Return the number of lines that include the string "page", without any other text.

####################

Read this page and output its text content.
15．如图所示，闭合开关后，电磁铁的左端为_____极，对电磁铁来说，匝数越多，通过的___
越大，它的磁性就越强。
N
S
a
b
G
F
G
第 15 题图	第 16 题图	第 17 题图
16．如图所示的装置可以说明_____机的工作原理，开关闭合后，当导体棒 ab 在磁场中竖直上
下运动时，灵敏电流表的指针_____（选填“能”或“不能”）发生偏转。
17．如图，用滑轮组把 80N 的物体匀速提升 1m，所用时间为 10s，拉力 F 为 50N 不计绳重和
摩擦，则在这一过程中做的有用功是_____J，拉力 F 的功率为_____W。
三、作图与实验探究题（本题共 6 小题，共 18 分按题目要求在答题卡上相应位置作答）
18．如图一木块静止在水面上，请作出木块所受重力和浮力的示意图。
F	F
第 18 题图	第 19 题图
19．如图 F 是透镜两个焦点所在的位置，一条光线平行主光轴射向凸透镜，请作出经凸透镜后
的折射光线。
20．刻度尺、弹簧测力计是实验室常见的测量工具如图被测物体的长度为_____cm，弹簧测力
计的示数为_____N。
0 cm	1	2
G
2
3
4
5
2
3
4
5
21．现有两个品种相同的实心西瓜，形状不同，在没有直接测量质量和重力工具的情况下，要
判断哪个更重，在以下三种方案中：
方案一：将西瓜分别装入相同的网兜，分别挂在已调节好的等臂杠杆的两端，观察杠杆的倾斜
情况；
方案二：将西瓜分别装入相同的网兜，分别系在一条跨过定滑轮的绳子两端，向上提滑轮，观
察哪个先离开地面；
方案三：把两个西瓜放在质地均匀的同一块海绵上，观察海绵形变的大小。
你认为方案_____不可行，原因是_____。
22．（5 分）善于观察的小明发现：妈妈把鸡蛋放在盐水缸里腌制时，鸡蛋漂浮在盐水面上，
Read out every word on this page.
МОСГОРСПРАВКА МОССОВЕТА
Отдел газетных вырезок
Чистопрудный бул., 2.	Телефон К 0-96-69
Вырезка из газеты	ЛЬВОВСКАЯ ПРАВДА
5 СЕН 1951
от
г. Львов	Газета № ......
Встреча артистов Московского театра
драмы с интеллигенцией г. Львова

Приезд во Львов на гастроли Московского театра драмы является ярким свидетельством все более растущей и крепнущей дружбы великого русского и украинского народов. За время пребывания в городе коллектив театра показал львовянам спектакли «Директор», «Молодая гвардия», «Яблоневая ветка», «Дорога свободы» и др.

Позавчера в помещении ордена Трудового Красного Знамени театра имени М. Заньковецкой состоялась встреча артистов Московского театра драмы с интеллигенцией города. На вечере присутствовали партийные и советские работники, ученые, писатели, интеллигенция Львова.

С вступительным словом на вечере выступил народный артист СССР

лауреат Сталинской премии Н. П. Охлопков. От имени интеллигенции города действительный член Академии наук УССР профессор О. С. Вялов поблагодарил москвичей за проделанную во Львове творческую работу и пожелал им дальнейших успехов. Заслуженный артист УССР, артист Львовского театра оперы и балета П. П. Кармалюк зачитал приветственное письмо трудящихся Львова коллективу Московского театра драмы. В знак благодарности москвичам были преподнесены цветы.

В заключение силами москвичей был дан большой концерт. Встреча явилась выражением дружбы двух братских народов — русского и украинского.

####################

Reply to the task –
2